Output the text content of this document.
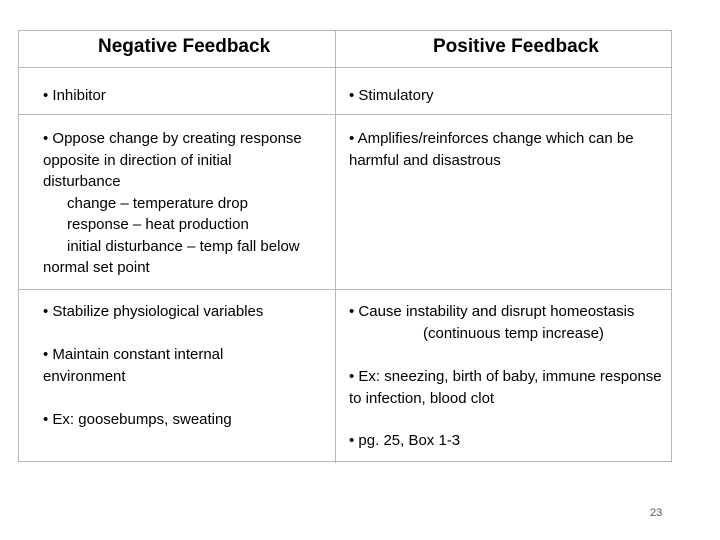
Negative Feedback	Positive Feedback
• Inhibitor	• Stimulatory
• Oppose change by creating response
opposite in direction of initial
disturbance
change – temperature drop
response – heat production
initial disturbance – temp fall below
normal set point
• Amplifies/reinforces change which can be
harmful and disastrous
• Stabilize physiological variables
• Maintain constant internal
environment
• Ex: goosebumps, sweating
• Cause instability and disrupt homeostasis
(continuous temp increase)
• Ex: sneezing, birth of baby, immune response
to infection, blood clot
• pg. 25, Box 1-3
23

--

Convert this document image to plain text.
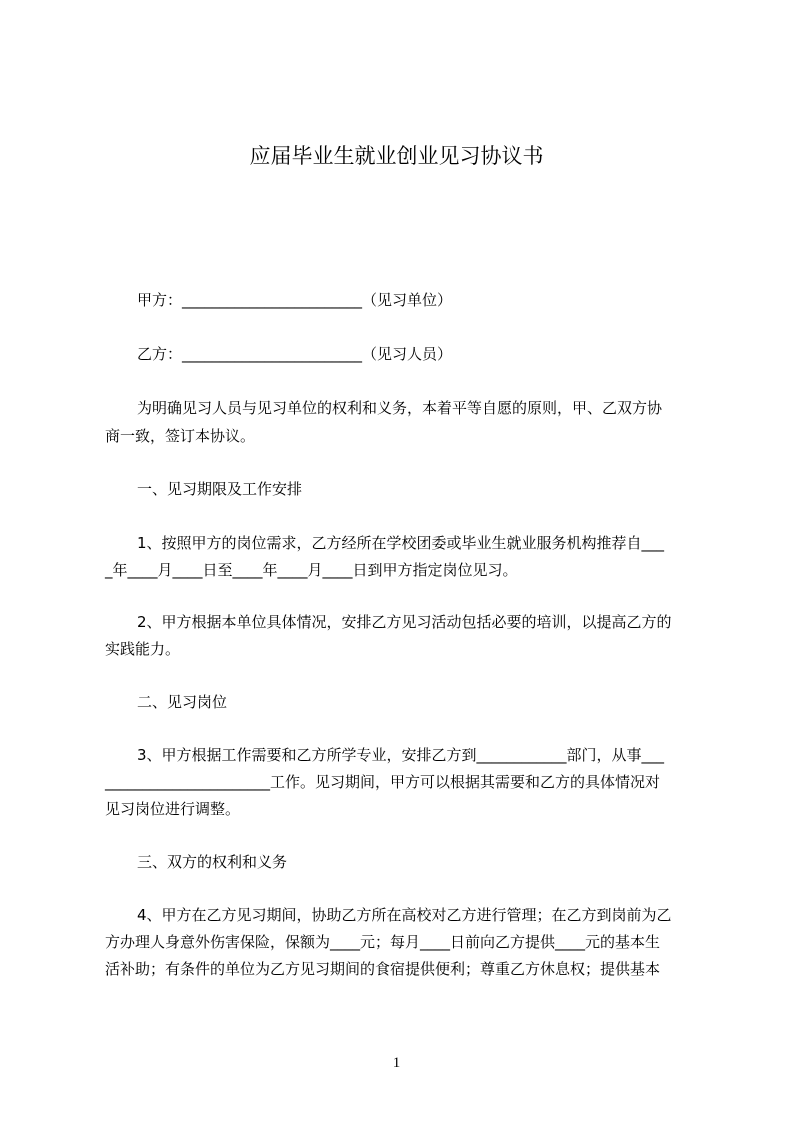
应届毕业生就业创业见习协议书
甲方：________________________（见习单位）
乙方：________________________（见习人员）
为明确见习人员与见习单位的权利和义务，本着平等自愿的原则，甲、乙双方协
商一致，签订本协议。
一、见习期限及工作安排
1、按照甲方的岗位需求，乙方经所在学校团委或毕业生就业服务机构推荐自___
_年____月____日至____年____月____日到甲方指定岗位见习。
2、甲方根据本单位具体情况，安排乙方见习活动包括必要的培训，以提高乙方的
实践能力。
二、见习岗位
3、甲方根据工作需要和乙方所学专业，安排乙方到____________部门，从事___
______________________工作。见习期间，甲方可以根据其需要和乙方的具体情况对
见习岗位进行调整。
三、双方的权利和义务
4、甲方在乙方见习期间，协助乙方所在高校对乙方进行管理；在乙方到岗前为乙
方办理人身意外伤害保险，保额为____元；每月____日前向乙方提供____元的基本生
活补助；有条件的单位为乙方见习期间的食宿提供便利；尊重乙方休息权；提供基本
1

--

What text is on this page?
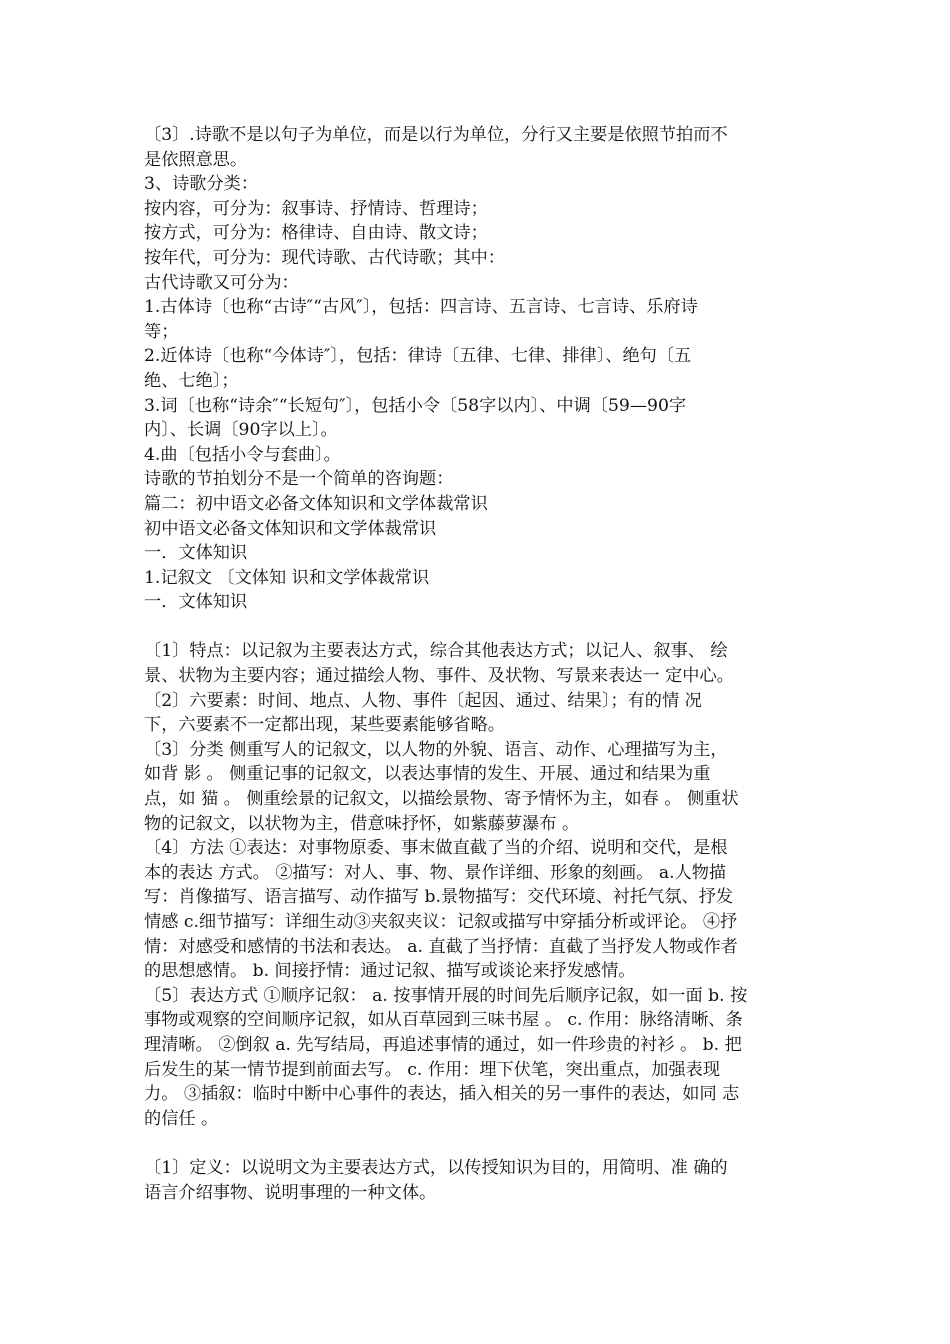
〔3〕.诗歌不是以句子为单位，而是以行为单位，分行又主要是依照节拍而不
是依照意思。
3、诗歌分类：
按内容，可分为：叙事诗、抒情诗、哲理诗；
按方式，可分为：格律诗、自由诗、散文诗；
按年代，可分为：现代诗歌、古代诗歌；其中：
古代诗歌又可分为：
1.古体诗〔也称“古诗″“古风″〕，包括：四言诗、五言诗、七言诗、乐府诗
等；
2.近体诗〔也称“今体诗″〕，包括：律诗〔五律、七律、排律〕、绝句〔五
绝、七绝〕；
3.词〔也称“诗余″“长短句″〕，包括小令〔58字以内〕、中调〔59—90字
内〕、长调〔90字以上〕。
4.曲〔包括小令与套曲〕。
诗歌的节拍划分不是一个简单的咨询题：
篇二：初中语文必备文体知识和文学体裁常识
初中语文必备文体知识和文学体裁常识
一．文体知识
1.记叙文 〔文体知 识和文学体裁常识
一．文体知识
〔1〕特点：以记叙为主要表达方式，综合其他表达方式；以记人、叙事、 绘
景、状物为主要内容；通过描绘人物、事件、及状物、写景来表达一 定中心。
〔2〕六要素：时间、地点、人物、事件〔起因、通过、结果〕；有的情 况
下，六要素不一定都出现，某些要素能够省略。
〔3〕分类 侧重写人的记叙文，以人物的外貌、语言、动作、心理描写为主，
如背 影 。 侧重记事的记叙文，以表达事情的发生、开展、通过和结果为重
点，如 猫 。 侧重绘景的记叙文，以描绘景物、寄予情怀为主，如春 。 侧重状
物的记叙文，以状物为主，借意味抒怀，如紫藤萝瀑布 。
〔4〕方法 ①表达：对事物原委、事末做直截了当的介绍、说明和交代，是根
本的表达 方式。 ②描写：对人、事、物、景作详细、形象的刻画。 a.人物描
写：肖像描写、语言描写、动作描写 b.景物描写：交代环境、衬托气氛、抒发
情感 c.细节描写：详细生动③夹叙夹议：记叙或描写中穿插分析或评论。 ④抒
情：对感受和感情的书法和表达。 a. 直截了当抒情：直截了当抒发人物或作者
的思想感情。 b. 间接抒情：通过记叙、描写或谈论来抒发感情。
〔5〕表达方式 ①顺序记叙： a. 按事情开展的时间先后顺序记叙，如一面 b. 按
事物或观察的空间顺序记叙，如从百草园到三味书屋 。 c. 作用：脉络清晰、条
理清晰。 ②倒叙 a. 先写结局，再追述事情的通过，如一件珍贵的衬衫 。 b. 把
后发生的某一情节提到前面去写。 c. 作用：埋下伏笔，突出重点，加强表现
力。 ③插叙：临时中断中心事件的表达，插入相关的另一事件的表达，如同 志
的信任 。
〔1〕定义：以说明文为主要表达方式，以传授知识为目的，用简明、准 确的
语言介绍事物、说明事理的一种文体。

**DIRECTIONS:**
What is the number of lines in the data above that include the word "document"? Answer with that number only.

**COMPLETE OUTPUT:**
2